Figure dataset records
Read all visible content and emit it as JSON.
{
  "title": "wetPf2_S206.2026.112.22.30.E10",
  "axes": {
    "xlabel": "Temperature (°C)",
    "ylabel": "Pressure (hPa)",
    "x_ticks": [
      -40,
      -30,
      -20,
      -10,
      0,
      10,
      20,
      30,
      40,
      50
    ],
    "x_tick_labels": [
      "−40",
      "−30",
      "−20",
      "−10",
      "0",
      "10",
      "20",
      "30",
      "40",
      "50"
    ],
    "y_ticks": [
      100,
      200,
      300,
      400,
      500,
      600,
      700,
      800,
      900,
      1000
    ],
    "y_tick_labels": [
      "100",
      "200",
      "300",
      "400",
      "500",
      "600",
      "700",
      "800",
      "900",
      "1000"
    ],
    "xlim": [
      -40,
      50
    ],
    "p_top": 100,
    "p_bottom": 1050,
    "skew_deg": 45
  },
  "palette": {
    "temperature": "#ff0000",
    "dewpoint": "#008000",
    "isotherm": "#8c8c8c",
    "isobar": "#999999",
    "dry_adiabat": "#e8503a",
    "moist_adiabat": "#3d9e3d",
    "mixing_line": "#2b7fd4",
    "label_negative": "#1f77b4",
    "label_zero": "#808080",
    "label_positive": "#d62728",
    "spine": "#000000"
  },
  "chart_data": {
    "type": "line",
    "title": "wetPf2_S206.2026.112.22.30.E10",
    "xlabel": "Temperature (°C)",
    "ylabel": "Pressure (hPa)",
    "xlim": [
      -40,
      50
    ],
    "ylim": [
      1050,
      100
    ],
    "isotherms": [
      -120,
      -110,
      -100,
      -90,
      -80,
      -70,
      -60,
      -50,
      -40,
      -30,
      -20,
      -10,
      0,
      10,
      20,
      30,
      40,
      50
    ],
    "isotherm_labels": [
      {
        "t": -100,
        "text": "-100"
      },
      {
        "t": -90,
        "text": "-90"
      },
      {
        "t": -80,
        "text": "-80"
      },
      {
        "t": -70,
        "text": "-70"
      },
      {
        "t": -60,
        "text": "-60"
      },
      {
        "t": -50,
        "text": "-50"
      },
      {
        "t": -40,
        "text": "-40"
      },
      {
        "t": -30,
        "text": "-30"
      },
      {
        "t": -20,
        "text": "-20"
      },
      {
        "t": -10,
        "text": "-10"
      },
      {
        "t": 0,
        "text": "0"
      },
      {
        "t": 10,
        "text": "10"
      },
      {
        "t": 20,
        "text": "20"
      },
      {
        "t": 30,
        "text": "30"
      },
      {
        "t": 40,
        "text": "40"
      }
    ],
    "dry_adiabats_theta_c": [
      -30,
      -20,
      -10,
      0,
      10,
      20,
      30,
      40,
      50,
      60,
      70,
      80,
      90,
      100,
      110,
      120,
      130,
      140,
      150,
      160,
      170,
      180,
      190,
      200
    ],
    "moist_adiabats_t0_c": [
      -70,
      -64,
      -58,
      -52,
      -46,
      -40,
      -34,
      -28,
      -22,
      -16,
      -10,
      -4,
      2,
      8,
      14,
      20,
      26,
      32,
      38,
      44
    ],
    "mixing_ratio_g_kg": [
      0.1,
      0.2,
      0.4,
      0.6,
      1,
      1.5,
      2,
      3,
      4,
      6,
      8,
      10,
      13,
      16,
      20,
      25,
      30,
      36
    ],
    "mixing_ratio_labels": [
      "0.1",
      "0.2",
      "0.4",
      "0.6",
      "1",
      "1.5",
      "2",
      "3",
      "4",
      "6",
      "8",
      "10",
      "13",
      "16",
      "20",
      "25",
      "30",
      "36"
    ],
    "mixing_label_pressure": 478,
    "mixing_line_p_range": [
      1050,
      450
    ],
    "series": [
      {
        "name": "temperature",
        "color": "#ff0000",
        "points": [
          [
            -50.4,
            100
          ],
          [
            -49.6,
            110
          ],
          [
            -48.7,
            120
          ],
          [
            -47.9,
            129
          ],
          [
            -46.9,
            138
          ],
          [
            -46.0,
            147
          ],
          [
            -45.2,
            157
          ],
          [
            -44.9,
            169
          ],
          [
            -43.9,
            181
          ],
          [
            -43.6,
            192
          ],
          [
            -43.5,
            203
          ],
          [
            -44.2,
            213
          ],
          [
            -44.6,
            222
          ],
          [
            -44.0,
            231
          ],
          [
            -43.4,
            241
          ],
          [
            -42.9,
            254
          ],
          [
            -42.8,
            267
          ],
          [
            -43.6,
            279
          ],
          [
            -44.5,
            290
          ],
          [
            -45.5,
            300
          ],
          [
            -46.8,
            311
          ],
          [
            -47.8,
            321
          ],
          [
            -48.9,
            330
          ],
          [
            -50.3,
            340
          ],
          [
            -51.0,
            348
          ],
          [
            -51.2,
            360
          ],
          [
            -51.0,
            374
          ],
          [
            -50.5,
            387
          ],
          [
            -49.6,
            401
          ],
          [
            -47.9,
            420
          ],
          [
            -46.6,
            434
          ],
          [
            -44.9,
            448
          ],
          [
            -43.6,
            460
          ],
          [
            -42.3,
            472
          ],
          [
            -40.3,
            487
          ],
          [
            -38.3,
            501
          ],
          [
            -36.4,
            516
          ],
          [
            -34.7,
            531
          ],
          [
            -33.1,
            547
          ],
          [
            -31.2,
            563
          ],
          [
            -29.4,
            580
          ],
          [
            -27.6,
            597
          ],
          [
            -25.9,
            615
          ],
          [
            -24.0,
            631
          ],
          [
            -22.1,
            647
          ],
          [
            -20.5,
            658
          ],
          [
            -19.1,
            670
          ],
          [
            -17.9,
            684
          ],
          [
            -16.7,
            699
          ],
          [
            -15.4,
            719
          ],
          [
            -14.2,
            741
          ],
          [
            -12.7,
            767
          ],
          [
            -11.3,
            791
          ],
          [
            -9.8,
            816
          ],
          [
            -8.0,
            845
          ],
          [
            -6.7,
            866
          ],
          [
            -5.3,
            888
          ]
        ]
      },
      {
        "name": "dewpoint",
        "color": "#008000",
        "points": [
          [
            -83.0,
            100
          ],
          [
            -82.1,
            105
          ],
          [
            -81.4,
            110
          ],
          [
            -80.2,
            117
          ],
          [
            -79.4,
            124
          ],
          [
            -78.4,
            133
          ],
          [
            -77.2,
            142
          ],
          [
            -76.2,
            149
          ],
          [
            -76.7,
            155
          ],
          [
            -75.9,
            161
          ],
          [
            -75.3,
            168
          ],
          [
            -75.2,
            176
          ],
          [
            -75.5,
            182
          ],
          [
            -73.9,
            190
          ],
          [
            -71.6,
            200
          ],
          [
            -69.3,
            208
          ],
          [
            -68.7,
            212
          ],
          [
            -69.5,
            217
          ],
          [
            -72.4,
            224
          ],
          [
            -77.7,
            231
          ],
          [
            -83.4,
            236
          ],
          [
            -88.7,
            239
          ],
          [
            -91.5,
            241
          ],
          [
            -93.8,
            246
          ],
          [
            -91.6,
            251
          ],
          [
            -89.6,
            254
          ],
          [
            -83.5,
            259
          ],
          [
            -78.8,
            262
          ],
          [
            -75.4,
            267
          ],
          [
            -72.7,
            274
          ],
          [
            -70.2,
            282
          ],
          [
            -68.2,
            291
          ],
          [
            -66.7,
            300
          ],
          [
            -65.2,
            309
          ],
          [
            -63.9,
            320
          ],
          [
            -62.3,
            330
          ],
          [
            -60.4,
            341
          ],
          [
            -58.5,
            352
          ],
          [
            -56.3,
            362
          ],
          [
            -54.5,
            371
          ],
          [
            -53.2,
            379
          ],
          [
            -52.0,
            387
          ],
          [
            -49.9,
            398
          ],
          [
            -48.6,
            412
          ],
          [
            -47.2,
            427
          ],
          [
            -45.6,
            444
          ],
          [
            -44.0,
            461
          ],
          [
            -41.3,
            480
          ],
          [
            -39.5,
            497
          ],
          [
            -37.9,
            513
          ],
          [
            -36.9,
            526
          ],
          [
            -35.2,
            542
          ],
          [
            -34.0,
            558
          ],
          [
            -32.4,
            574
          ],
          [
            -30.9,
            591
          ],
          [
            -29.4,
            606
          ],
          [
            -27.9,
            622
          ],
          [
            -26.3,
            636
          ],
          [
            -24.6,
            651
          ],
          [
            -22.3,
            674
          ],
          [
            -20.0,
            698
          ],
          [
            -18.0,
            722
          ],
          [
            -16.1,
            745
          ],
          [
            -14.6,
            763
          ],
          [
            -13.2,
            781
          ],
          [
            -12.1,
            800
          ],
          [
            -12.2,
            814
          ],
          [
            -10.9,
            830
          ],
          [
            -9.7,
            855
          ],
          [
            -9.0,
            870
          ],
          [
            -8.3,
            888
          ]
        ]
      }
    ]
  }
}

_Exercise directions_
Read the data above and pull out each line that holds the string "title".

_Exercise solution_
  "title": "wetPf2_S206.2026.112.22.30.E10",
    "title": "wetPf2_S206.2026.112.22.30.E10",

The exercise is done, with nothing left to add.